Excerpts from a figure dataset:
========================================
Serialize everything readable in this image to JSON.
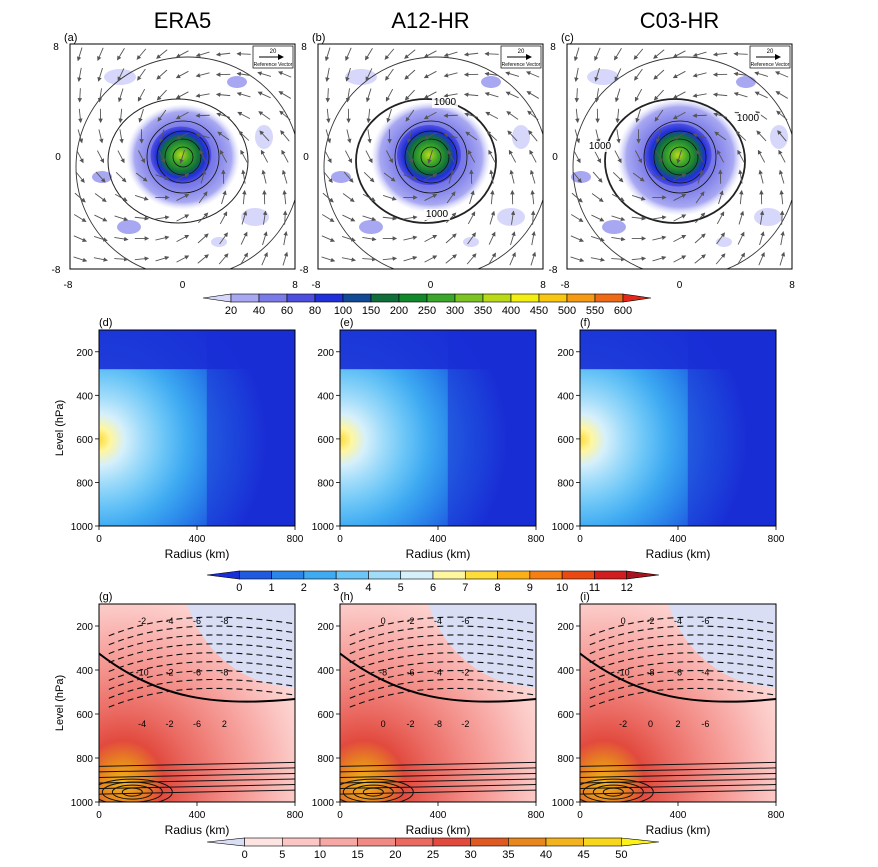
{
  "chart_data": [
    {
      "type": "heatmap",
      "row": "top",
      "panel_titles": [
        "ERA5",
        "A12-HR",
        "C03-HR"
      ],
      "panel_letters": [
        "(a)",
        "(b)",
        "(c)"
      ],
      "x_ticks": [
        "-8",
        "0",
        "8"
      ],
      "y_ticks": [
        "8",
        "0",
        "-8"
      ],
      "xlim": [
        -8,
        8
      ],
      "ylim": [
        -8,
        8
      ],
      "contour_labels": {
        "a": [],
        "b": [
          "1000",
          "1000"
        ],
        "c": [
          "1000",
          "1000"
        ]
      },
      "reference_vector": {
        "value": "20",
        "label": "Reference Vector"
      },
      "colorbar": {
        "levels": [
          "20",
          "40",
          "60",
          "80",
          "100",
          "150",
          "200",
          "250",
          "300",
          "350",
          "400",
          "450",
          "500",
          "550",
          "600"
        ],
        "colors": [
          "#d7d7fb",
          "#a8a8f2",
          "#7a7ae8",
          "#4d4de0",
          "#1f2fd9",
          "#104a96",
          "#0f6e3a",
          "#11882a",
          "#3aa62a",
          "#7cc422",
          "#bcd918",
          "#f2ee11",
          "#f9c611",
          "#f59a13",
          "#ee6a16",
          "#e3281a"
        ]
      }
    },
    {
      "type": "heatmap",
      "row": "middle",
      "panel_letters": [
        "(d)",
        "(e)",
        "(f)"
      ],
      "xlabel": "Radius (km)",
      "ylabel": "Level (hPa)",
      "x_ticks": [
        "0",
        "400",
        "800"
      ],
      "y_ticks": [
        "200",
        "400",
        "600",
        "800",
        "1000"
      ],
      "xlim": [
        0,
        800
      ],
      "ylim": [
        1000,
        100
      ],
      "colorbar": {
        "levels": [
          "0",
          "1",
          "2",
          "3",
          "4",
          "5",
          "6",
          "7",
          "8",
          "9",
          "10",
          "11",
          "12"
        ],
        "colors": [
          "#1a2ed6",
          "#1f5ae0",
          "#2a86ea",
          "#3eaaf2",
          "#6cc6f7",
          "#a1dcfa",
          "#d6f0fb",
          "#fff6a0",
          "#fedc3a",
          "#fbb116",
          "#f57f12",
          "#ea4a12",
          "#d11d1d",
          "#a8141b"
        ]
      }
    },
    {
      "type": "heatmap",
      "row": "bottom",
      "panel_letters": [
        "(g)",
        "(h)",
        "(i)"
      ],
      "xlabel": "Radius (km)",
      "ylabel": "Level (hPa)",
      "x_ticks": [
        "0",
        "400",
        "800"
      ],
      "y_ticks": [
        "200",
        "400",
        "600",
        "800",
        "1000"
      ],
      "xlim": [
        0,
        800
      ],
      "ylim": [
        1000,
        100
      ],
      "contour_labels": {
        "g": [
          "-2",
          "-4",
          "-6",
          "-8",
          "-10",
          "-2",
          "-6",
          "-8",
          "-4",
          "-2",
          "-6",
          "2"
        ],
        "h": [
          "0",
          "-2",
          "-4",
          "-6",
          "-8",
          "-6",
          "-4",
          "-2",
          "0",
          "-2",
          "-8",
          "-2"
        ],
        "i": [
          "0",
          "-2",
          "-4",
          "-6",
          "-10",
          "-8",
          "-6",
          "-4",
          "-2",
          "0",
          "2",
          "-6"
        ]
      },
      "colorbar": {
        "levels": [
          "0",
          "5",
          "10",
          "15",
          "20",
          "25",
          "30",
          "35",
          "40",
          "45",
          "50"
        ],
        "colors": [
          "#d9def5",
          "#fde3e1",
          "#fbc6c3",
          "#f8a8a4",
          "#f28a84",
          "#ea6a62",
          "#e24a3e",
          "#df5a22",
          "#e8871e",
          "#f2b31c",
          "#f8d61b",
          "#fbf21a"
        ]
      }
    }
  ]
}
========================================
● **Request**: Give every line above again exactly, with no pictures.

● **Correct answer**:
Serialize everything readable in this image to JSON.
{
  "chart_data": [
    {
      "type": "heatmap",
      "row": "top",
      "panel_titles": [
        "ERA5",
        "A12-HR",
        "C03-HR"
      ],
      "panel_letters": [
        "(a)",
        "(b)",
        "(c)"
      ],
      "x_ticks": [
        "-8",
        "0",
        "8"
      ],
      "y_ticks": [
        "8",
        "0",
        "-8"
      ],
      "xlim": [
        -8,
        8
      ],
      "ylim": [
        -8,
        8
      ],
      "contour_labels": {
        "a": [],
        "b": [
          "1000",
          "1000"
        ],
        "c": [
          "1000",
          "1000"
        ]
      },
      "reference_vector": {
        "value": "20",
        "label": "Reference Vector"
      },
      "colorbar": {
        "levels": [
          "20",
          "40",
          "60",
          "80",
          "100",
          "150",
          "200",
          "250",
          "300",
          "350",
          "400",
          "450",
          "500",
          "550",
          "600"
        ],
        "colors": [
          "#d7d7fb",
          "#a8a8f2",
          "#7a7ae8",
          "#4d4de0",
          "#1f2fd9",
          "#104a96",
          "#0f6e3a",
          "#11882a",
          "#3aa62a",
          "#7cc422",
          "#bcd918",
          "#f2ee11",
          "#f9c611",
          "#f59a13",
          "#ee6a16",
          "#e3281a"
        ]
      }
    },
    {
      "type": "heatmap",
      "row": "middle",
      "panel_letters": [
        "(d)",
        "(e)",
        "(f)"
      ],
      "xlabel": "Radius (km)",
      "ylabel": "Level (hPa)",
      "x_ticks": [
        "0",
        "400",
        "800"
      ],
      "y_ticks": [
        "200",
        "400",
        "600",
        "800",
        "1000"
      ],
      "xlim": [
        0,
        800
      ],
      "ylim": [
        1000,
        100
      ],
      "colorbar": {
        "levels": [
          "0",
          "1",
          "2",
          "3",
          "4",
          "5",
          "6",
          "7",
          "8",
          "9",
          "10",
          "11",
          "12"
        ],
        "colors": [
          "#1a2ed6",
          "#1f5ae0",
          "#2a86ea",
          "#3eaaf2",
          "#6cc6f7",
          "#a1dcfa",
          "#d6f0fb",
          "#fff6a0",
          "#fedc3a",
          "#fbb116",
          "#f57f12",
          "#ea4a12",
          "#d11d1d",
          "#a8141b"
        ]
      }
    },
    {
      "type": "heatmap",
      "row": "bottom",
      "panel_letters": [
        "(g)",
        "(h)",
        "(i)"
      ],
      "xlabel": "Radius (km)",
      "ylabel": "Level (hPa)",
      "x_ticks": [
        "0",
        "400",
        "800"
      ],
      "y_ticks": [
        "200",
        "400",
        "600",
        "800",
        "1000"
      ],
      "xlim": [
        0,
        800
      ],
      "ylim": [
        1000,
        100
      ],
      "contour_labels": {
        "g": [
          "-2",
          "-4",
          "-6",
          "-8",
          "-10",
          "-2",
          "-6",
          "-8",
          "-4",
          "-2",
          "-6",
          "2"
        ],
        "h": [
          "0",
          "-2",
          "-4",
          "-6",
          "-8",
          "-6",
          "-4",
          "-2",
          "0",
          "-2",
          "-8",
          "-2"
        ],
        "i": [
          "0",
          "-2",
          "-4",
          "-6",
          "-10",
          "-8",
          "-6",
          "-4",
          "-2",
          "0",
          "2",
          "-6"
        ]
      },
      "colorbar": {
        "levels": [
          "0",
          "5",
          "10",
          "15",
          "20",
          "25",
          "30",
          "35",
          "40",
          "45",
          "50"
        ],
        "colors": [
          "#d9def5",
          "#fde3e1",
          "#fbc6c3",
          "#f8a8a4",
          "#f28a84",
          "#ea6a62",
          "#e24a3e",
          "#df5a22",
          "#e8871e",
          "#f2b31c",
          "#f8d61b",
          "#fbf21a"
        ]
      }
    }
  ]
}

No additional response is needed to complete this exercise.